### Instruction
Copy out the entries in full and with complete accuracy; pictures are excluded.

### The records
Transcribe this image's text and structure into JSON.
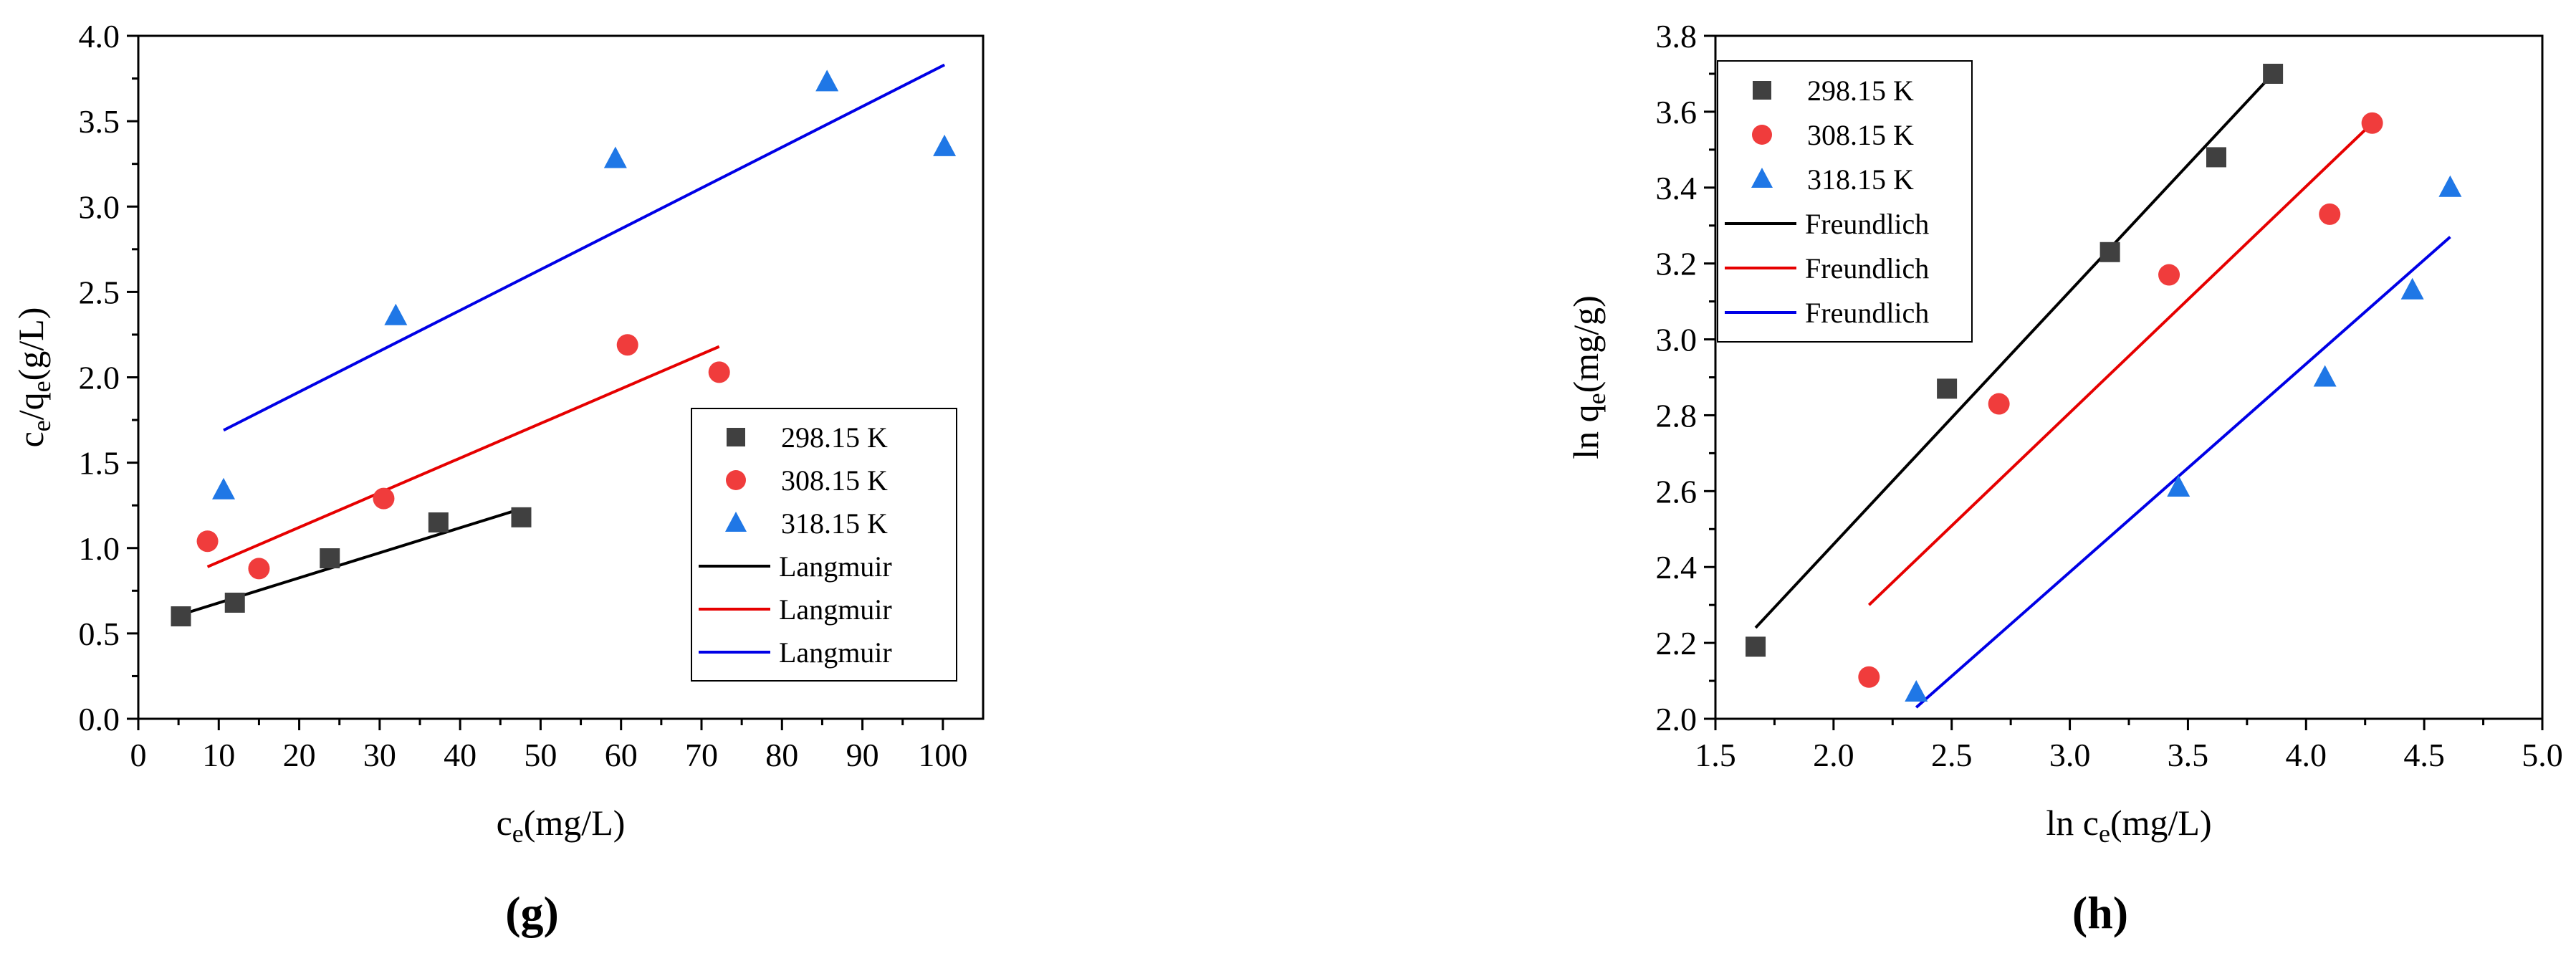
{
  "chart_data": [
    {
      "type": "scatter",
      "panel_label": "g",
      "xlabel_base": "c",
      "xlabel_sub": "e",
      "xlabel_rest": "(mg/L)",
      "ylabel_base": "c",
      "ylabel_sub1": "e",
      "ylabel_mid": "/q",
      "ylabel_sub2": "e",
      "ylabel_rest": "(g/L)",
      "xlim": [
        0,
        105
      ],
      "ylim": [
        0,
        4.0
      ],
      "xticks": [
        0,
        10,
        20,
        30,
        40,
        50,
        60,
        70,
        80,
        90,
        100
      ],
      "yticks": [
        0.0,
        0.5,
        1.0,
        1.5,
        2.0,
        2.5,
        3.0,
        3.5,
        4.0
      ],
      "grid": false,
      "legend_position": "lower-right",
      "series": [
        {
          "name": "298.15 K",
          "marker": "square",
          "color": "#404040",
          "x": [
            5.3,
            12.0,
            23.8,
            37.3,
            47.6
          ],
          "y": [
            0.6,
            0.68,
            0.94,
            1.15,
            1.18
          ]
        },
        {
          "name": "308.15 K",
          "marker": "circle",
          "color": "#f03c3c",
          "x": [
            8.6,
            15.0,
            30.5,
            60.8,
            72.2
          ],
          "y": [
            1.04,
            0.88,
            1.29,
            2.19,
            2.03
          ]
        },
        {
          "name": "318.15 K",
          "marker": "triangle",
          "color": "#1f77e6",
          "x": [
            10.6,
            32.0,
            59.3,
            85.6,
            100.2
          ],
          "y": [
            1.34,
            2.36,
            3.28,
            3.73,
            3.35
          ]
        }
      ],
      "fits": [
        {
          "name": "Langmuir",
          "color": "#000000",
          "x": [
            5.3,
            47.6
          ],
          "y": [
            0.61,
            1.23
          ]
        },
        {
          "name": "Langmuir",
          "color": "#e60000",
          "x": [
            8.6,
            72.2
          ],
          "y": [
            0.89,
            2.18
          ]
        },
        {
          "name": "Langmuir",
          "color": "#0000e6",
          "x": [
            10.6,
            100.2
          ],
          "y": [
            1.69,
            3.83
          ]
        }
      ]
    },
    {
      "type": "scatter",
      "panel_label": "h",
      "xlabel_base": "ln c",
      "xlabel_sub": "e",
      "xlabel_rest": "(mg/L)",
      "ylabel_base": "ln q",
      "ylabel_sub1": "e",
      "ylabel_mid": "",
      "ylabel_sub2": "",
      "ylabel_rest": "(mg/g)",
      "xlim": [
        1.5,
        5.0
      ],
      "ylim": [
        2.0,
        3.8
      ],
      "xticks": [
        1.5,
        2.0,
        2.5,
        3.0,
        3.5,
        4.0,
        4.5,
        5.0
      ],
      "yticks": [
        2.0,
        2.2,
        2.4,
        2.6,
        2.8,
        3.0,
        3.2,
        3.4,
        3.6,
        3.8
      ],
      "grid": false,
      "legend_position": "top-left",
      "series": [
        {
          "name": "298.15 K",
          "marker": "square",
          "color": "#404040",
          "x": [
            1.67,
            2.48,
            3.17,
            3.62,
            3.86
          ],
          "y": [
            2.19,
            2.87,
            3.23,
            3.48,
            3.7
          ]
        },
        {
          "name": "308.15 K",
          "marker": "circle",
          "color": "#f03c3c",
          "x": [
            2.15,
            2.7,
            3.42,
            4.1,
            4.28
          ],
          "y": [
            2.11,
            2.83,
            3.17,
            3.33,
            3.57
          ]
        },
        {
          "name": "318.15 K",
          "marker": "triangle",
          "color": "#1f77e6",
          "x": [
            2.35,
            3.46,
            4.08,
            4.45,
            4.61
          ],
          "y": [
            2.07,
            2.61,
            2.9,
            3.13,
            3.4
          ]
        }
      ],
      "fits": [
        {
          "name": "Freundlich",
          "color": "#000000",
          "x": [
            1.67,
            3.86
          ],
          "y": [
            2.24,
            3.7
          ]
        },
        {
          "name": "Freundlich",
          "color": "#e60000",
          "x": [
            2.15,
            4.28
          ],
          "y": [
            2.3,
            3.57
          ]
        },
        {
          "name": "Freundlich",
          "color": "#0000e6",
          "x": [
            2.35,
            4.61
          ],
          "y": [
            2.03,
            3.27
          ]
        }
      ]
    }
  ]
}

### Output
Transcribe this image's text and structure into JSON.
{
  "chart_data": [
    {
      "type": "scatter",
      "panel_label": "g",
      "xlabel_base": "c",
      "xlabel_sub": "e",
      "xlabel_rest": "(mg/L)",
      "ylabel_base": "c",
      "ylabel_sub1": "e",
      "ylabel_mid": "/q",
      "ylabel_sub2": "e",
      "ylabel_rest": "(g/L)",
      "xlim": [
        0,
        105
      ],
      "ylim": [
        0,
        4.0
      ],
      "xticks": [
        0,
        10,
        20,
        30,
        40,
        50,
        60,
        70,
        80,
        90,
        100
      ],
      "yticks": [
        0.0,
        0.5,
        1.0,
        1.5,
        2.0,
        2.5,
        3.0,
        3.5,
        4.0
      ],
      "grid": false,
      "legend_position": "lower-right",
      "series": [
        {
          "name": "298.15 K",
          "marker": "square",
          "color": "#404040",
          "x": [
            5.3,
            12.0,
            23.8,
            37.3,
            47.6
          ],
          "y": [
            0.6,
            0.68,
            0.94,
            1.15,
            1.18
          ]
        },
        {
          "name": "308.15 K",
          "marker": "circle",
          "color": "#f03c3c",
          "x": [
            8.6,
            15.0,
            30.5,
            60.8,
            72.2
          ],
          "y": [
            1.04,
            0.88,
            1.29,
            2.19,
            2.03
          ]
        },
        {
          "name": "318.15 K",
          "marker": "triangle",
          "color": "#1f77e6",
          "x": [
            10.6,
            32.0,
            59.3,
            85.6,
            100.2
          ],
          "y": [
            1.34,
            2.36,
            3.28,
            3.73,
            3.35
          ]
        }
      ],
      "fits": [
        {
          "name": "Langmuir",
          "color": "#000000",
          "x": [
            5.3,
            47.6
          ],
          "y": [
            0.61,
            1.23
          ]
        },
        {
          "name": "Langmuir",
          "color": "#e60000",
          "x": [
            8.6,
            72.2
          ],
          "y": [
            0.89,
            2.18
          ]
        },
        {
          "name": "Langmuir",
          "color": "#0000e6",
          "x": [
            10.6,
            100.2
          ],
          "y": [
            1.69,
            3.83
          ]
        }
      ]
    },
    {
      "type": "scatter",
      "panel_label": "h",
      "xlabel_base": "ln c",
      "xlabel_sub": "e",
      "xlabel_rest": "(mg/L)",
      "ylabel_base": "ln q",
      "ylabel_sub1": "e",
      "ylabel_mid": "",
      "ylabel_sub2": "",
      "ylabel_rest": "(mg/g)",
      "xlim": [
        1.5,
        5.0
      ],
      "ylim": [
        2.0,
        3.8
      ],
      "xticks": [
        1.5,
        2.0,
        2.5,
        3.0,
        3.5,
        4.0,
        4.5,
        5.0
      ],
      "yticks": [
        2.0,
        2.2,
        2.4,
        2.6,
        2.8,
        3.0,
        3.2,
        3.4,
        3.6,
        3.8
      ],
      "grid": false,
      "legend_position": "top-left",
      "series": [
        {
          "name": "298.15 K",
          "marker": "square",
          "color": "#404040",
          "x": [
            1.67,
            2.48,
            3.17,
            3.62,
            3.86
          ],
          "y": [
            2.19,
            2.87,
            3.23,
            3.48,
            3.7
          ]
        },
        {
          "name": "308.15 K",
          "marker": "circle",
          "color": "#f03c3c",
          "x": [
            2.15,
            2.7,
            3.42,
            4.1,
            4.28
          ],
          "y": [
            2.11,
            2.83,
            3.17,
            3.33,
            3.57
          ]
        },
        {
          "name": "318.15 K",
          "marker": "triangle",
          "color": "#1f77e6",
          "x": [
            2.35,
            3.46,
            4.08,
            4.45,
            4.61
          ],
          "y": [
            2.07,
            2.61,
            2.9,
            3.13,
            3.4
          ]
        }
      ],
      "fits": [
        {
          "name": "Freundlich",
          "color": "#000000",
          "x": [
            1.67,
            3.86
          ],
          "y": [
            2.24,
            3.7
          ]
        },
        {
          "name": "Freundlich",
          "color": "#e60000",
          "x": [
            2.15,
            4.28
          ],
          "y": [
            2.3,
            3.57
          ]
        },
        {
          "name": "Freundlich",
          "color": "#0000e6",
          "x": [
            2.35,
            4.61
          ],
          "y": [
            2.03,
            3.27
          ]
        }
      ]
    }
  ]
}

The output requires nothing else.